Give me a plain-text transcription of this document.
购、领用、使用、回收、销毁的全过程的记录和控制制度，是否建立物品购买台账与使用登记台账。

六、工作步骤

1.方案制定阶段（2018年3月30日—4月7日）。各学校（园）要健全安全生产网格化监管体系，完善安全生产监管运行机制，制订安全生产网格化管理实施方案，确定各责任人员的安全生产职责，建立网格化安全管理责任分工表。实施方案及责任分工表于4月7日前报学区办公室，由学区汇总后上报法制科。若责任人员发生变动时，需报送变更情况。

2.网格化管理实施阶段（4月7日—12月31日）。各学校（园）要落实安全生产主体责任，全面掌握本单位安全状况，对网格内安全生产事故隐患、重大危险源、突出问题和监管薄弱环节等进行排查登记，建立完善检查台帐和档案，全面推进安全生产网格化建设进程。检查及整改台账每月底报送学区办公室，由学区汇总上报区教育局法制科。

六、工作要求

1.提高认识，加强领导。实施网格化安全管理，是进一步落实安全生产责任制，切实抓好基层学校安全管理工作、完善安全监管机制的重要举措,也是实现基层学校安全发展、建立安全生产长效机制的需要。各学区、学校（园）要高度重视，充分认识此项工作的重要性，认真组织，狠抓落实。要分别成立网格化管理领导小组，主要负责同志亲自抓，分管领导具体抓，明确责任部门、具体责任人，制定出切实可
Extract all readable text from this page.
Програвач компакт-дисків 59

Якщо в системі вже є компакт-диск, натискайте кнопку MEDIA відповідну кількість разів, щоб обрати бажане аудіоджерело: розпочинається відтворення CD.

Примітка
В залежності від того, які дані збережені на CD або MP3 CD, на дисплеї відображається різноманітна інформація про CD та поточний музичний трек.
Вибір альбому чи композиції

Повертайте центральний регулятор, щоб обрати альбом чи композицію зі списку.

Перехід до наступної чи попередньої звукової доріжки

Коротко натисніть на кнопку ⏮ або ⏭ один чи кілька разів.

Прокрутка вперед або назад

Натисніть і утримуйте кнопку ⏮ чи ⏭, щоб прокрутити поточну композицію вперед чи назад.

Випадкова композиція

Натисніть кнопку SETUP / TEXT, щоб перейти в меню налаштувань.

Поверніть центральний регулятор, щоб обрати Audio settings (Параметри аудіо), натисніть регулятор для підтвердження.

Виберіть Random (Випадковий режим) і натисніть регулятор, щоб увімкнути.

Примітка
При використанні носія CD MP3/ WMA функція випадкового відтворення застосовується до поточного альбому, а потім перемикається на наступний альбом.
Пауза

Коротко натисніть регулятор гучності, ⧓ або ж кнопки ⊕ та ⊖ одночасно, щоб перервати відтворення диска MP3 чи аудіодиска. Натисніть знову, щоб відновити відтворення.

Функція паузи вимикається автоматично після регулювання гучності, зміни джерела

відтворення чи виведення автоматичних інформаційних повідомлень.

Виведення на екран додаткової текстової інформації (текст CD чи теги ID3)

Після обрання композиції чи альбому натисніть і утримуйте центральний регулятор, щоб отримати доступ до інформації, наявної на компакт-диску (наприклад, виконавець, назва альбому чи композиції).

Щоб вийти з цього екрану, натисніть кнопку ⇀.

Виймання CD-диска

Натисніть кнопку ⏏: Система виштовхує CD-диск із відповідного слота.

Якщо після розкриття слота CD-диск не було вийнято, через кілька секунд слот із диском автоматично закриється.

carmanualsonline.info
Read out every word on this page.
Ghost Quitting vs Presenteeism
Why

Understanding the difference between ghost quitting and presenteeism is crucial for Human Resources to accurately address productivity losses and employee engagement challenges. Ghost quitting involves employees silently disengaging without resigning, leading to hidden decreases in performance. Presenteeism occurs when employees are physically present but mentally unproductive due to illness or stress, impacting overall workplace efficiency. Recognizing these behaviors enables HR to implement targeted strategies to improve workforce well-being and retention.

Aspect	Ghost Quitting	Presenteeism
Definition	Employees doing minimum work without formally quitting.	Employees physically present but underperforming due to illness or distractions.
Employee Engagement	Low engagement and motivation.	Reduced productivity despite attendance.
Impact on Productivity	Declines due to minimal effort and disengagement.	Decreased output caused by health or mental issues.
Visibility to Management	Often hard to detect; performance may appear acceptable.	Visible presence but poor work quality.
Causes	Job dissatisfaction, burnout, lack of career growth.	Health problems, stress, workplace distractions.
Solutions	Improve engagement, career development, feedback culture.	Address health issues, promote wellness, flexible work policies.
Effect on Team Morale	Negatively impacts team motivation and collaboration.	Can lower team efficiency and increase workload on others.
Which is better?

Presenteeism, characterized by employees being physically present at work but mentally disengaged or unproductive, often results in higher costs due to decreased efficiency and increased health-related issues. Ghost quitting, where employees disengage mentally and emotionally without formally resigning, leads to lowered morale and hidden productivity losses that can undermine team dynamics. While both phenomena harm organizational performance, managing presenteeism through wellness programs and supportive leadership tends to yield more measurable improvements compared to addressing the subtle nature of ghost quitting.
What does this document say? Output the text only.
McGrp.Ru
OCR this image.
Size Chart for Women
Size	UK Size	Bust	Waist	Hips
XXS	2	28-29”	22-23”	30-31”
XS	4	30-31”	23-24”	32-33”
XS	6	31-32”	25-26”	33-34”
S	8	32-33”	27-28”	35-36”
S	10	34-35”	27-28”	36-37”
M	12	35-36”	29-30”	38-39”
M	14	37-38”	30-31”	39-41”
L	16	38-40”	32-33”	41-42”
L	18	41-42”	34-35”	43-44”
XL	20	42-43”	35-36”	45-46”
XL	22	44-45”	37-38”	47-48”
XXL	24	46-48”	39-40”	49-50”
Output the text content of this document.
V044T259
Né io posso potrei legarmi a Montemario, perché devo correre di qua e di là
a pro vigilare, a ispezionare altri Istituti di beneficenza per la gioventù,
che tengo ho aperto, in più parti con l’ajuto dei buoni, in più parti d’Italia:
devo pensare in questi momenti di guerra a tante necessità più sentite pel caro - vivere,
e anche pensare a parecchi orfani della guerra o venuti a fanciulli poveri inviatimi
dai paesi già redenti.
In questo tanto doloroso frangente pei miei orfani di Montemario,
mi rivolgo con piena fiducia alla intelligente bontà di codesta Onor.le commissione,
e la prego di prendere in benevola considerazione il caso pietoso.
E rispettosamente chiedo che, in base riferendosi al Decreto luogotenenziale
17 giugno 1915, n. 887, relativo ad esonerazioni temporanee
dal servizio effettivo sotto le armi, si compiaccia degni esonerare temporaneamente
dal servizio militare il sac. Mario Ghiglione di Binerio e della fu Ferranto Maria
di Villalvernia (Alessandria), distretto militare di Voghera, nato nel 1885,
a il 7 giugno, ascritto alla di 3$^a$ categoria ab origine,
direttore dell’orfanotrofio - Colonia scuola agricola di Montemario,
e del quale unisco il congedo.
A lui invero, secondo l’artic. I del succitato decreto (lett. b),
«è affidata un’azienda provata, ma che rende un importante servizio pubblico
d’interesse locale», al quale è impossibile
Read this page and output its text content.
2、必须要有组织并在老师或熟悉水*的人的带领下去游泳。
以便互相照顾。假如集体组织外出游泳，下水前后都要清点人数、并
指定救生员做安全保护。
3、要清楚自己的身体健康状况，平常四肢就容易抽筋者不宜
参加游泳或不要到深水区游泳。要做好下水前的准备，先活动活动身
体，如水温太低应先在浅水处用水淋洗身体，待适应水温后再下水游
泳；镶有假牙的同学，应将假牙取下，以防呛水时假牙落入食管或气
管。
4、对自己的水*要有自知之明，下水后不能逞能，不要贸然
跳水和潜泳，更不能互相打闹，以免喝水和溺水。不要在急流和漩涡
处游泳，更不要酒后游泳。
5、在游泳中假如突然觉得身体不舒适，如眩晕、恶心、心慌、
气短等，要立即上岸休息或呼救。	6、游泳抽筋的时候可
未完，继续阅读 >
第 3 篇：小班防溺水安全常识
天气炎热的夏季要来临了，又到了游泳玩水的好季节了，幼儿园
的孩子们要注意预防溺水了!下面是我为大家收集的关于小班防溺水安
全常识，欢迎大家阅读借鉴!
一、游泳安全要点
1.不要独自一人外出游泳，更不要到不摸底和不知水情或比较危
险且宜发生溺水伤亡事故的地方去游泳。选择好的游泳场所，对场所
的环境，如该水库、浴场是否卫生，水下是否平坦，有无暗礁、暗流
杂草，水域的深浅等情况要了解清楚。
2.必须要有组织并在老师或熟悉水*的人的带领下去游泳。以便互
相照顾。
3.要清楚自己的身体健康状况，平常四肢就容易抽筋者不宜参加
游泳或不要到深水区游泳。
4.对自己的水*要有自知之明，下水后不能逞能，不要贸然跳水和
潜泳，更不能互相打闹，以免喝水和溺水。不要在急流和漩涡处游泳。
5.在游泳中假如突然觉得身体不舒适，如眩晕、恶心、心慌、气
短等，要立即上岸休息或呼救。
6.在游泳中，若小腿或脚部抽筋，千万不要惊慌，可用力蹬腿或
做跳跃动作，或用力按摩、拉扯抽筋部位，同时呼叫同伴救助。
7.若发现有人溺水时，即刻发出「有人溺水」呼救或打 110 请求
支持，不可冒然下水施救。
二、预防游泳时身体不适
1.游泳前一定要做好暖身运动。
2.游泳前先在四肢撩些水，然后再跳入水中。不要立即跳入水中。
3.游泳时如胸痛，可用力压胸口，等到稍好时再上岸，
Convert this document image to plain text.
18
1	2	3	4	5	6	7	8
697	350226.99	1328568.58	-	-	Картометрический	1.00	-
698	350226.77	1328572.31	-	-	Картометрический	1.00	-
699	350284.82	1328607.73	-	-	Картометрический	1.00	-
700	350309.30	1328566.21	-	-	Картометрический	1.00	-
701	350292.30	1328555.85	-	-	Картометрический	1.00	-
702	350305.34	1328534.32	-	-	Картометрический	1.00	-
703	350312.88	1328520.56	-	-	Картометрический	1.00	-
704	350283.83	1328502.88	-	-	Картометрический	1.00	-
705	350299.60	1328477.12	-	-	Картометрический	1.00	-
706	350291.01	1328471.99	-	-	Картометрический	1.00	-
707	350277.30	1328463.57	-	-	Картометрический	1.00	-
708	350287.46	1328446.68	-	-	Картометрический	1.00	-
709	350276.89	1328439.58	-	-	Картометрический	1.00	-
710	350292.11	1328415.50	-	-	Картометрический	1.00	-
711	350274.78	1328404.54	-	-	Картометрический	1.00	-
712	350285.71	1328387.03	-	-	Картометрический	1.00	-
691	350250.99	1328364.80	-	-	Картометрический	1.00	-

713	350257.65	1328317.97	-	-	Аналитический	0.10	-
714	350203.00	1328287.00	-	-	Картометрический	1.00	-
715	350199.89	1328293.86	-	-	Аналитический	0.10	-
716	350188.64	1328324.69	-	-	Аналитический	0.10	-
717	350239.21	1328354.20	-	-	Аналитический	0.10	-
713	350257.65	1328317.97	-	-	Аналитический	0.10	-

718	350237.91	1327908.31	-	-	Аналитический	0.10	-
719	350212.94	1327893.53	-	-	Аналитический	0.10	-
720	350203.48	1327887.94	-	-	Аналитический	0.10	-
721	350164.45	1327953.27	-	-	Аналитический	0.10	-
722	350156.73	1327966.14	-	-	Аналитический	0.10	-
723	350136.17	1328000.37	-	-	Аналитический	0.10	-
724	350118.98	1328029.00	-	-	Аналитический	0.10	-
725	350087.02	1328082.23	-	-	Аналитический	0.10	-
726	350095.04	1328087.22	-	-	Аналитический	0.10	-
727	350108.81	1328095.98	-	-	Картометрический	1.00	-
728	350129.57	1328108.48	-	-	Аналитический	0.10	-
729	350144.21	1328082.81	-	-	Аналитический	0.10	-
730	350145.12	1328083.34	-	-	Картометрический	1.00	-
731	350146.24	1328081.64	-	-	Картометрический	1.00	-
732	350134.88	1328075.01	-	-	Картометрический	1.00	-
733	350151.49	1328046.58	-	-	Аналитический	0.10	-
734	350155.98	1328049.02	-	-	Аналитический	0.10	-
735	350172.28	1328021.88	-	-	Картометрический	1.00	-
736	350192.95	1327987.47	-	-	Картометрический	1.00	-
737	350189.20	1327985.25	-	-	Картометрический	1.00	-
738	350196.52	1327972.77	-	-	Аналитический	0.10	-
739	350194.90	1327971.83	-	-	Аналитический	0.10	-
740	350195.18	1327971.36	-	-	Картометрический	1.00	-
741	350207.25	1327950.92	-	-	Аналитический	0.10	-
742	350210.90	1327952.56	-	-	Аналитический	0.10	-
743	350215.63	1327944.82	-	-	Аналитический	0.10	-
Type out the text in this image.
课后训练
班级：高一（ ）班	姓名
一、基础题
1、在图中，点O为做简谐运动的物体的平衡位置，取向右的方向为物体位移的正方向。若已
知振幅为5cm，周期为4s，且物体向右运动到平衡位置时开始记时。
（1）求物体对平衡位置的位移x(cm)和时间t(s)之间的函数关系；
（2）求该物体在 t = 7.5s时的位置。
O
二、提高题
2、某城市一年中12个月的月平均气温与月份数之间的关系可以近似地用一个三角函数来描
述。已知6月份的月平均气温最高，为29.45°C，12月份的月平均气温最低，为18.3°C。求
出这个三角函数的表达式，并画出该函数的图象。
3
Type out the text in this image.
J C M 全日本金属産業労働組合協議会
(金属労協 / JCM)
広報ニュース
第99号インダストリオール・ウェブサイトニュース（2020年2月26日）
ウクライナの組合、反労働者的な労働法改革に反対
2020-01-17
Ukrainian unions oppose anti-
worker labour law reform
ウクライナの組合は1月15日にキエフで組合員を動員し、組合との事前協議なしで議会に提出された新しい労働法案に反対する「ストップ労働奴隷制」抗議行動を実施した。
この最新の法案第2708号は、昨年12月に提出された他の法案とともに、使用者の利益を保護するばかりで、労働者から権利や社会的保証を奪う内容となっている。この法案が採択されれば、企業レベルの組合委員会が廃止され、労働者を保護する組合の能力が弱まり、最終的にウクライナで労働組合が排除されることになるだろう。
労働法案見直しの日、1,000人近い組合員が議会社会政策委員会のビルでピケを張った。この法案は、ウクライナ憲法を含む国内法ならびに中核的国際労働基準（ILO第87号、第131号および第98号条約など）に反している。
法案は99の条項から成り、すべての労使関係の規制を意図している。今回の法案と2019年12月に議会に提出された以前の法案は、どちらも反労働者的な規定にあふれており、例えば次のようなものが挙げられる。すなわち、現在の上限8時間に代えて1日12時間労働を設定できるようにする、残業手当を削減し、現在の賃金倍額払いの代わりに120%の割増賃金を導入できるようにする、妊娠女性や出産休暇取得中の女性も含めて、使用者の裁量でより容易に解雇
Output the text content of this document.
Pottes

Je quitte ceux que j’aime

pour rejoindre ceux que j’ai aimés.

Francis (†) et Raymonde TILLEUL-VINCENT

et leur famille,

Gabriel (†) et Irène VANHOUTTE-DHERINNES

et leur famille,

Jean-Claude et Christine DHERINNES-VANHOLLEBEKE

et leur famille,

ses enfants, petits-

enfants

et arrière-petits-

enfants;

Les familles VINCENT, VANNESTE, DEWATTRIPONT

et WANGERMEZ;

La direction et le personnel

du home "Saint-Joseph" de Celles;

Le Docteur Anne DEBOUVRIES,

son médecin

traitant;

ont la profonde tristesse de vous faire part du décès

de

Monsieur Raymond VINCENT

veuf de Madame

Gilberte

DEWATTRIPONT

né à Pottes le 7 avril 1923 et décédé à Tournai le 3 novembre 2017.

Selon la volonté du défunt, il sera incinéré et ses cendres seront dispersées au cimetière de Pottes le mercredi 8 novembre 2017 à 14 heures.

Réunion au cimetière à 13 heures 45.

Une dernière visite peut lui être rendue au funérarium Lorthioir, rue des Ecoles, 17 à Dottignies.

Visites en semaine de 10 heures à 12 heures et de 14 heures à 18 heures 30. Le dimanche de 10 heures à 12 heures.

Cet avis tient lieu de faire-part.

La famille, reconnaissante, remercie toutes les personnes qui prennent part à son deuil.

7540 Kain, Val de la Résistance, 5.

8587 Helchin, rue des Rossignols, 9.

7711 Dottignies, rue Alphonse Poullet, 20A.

◇ ◇ ◇

▸ **The task**
Give the number of lines above that hold the word "DEWATTRIPONT", and nothing more.

▸ **Exercise response**
2